• **TASK REQUIREMENTS**
Set down the material once more, exactly as it appears.

___ GIVEN RECORDS

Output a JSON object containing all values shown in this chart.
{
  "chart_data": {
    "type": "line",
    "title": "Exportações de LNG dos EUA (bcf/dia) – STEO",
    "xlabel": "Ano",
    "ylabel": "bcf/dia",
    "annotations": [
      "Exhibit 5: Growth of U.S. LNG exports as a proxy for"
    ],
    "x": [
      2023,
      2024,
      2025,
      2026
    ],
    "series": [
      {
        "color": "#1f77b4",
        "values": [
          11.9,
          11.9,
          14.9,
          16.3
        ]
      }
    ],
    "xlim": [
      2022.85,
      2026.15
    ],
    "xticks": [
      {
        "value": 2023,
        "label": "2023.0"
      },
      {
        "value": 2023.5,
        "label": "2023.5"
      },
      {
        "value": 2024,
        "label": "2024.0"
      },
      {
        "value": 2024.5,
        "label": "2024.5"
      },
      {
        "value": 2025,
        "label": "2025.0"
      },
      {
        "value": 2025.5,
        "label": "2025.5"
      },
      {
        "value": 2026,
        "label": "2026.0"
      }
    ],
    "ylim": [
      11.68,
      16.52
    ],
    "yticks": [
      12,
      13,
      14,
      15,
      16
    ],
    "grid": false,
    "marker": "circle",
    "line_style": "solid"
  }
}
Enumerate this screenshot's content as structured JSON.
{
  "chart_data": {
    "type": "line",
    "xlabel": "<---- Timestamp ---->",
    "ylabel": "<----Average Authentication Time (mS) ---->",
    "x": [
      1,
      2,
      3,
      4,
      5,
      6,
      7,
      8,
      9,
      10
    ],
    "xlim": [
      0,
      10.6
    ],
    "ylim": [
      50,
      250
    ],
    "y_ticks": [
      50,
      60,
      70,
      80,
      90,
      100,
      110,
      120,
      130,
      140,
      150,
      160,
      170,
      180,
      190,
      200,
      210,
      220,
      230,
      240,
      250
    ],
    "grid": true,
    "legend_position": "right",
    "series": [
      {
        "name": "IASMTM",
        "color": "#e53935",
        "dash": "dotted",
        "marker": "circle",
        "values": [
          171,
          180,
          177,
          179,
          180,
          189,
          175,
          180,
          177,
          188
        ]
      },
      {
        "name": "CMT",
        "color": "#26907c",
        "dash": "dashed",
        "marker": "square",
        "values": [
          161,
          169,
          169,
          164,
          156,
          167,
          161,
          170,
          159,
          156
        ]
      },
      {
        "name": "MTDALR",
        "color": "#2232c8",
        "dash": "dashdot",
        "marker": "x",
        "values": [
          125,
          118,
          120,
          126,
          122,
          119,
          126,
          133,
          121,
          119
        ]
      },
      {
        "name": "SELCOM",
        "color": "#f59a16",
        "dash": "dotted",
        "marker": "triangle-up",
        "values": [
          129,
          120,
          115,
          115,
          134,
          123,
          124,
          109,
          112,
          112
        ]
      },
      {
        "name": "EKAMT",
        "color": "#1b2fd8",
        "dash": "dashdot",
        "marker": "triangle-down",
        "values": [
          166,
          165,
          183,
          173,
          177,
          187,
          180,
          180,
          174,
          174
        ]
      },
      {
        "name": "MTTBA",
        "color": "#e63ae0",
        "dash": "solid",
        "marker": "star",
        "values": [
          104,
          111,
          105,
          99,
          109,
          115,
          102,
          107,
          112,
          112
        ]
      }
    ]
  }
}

______

• **CORRECT OUTPUT**
Output a JSON object containing all values shown in this chart.
{
  "chart_data": {
    "type": "line",
    "title": "Exportações de LNG dos EUA (bcf/dia) – STEO",
    "xlabel": "Ano",
    "ylabel": "bcf/dia",
    "annotations": [
      "Exhibit 5: Growth of U.S. LNG exports as a proxy for"
    ],
    "x": [
      2023,
      2024,
      2025,
      2026
    ],
    "series": [
      {
        "color": "#1f77b4",
        "values": [
          11.9,
          11.9,
          14.9,
          16.3
        ]
      }
    ],
    "xlim": [
      2022.85,
      2026.15
    ],
    "xticks": [
      {
        "value": 2023,
        "label": "2023.0"
      },
      {
        "value": 2023.5,
        "label": "2023.5"
      },
      {
        "value": 2024,
        "label": "2024.0"
      },
      {
        "value": 2024.5,
        "label": "2024.5"
      },
      {
        "value": 2025,
        "label": "2025.0"
      },
      {
        "value": 2025.5,
        "label": "2025.5"
      },
      {
        "value": 2026,
        "label": "2026.0"
      }
    ],
    "ylim": [
      11.68,
      16.52
    ],
    "yticks": [
      12,
      13,
      14,
      15,
      16
    ],
    "grid": false,
    "marker": "circle",
    "line_style": "solid"
  }
}
Enumerate this screenshot's content as structured JSON.
{
  "chart_data": {
    "type": "line",
    "xlabel": "<---- Timestamp ---->",
    "ylabel": "<----Average Authentication Time (mS) ---->",
    "x": [
      1,
      2,
      3,
      4,
      5,
      6,
      7,
      8,
      9,
      10
    ],
    "xlim": [
      0,
      10.6
    ],
    "ylim": [
      50,
      250
    ],
    "y_ticks": [
      50,
      60,
      70,
      80,
      90,
      100,
      110,
      120,
      130,
      140,
      150,
      160,
      170,
      180,
      190,
      200,
      210,
      220,
      230,
      240,
      250
    ],
    "grid": true,
    "legend_position": "right",
    "series": [
      {
        "name": "IASMTM",
        "color": "#e53935",
        "dash": "dotted",
        "marker": "circle",
        "values": [
          171,
          180,
          177,
          179,
          180,
          189,
          175,
          180,
          177,
          188
        ]
      },
      {
        "name": "CMT",
        "color": "#26907c",
        "dash": "dashed",
        "marker": "square",
        "values": [
          161,
          169,
          169,
          164,
          156,
          167,
          161,
          170,
          159,
          156
        ]
      },
      {
        "name": "MTDALR",
        "color": "#2232c8",
        "dash": "dashdot",
        "marker": "x",
        "values": [
          125,
          118,
          120,
          126,
          122,
          119,
          126,
          133,
          121,
          119
        ]
      },
      {
        "name": "SELCOM",
        "color": "#f59a16",
        "dash": "dotted",
        "marker": "triangle-up",
        "values": [
          129,
          120,
          115,
          115,
          134,
          123,
          124,
          109,
          112,
          112
        ]
      },
      {
        "name": "EKAMT",
        "color": "#1b2fd8",
        "dash": "dashdot",
        "marker": "triangle-down",
        "values": [
          166,
          165,
          183,
          173,
          177,
          187,
          180,
          180,
          174,
          174
        ]
      },
      {
        "name": "MTTBA",
        "color": "#e63ae0",
        "dash": "solid",
        "marker": "star",
        "values": [
          104,
          111,
          105,
          99,
          109,
          115,
          102,
          107,
          112,
          112
        ]
      }
    ]
  }
}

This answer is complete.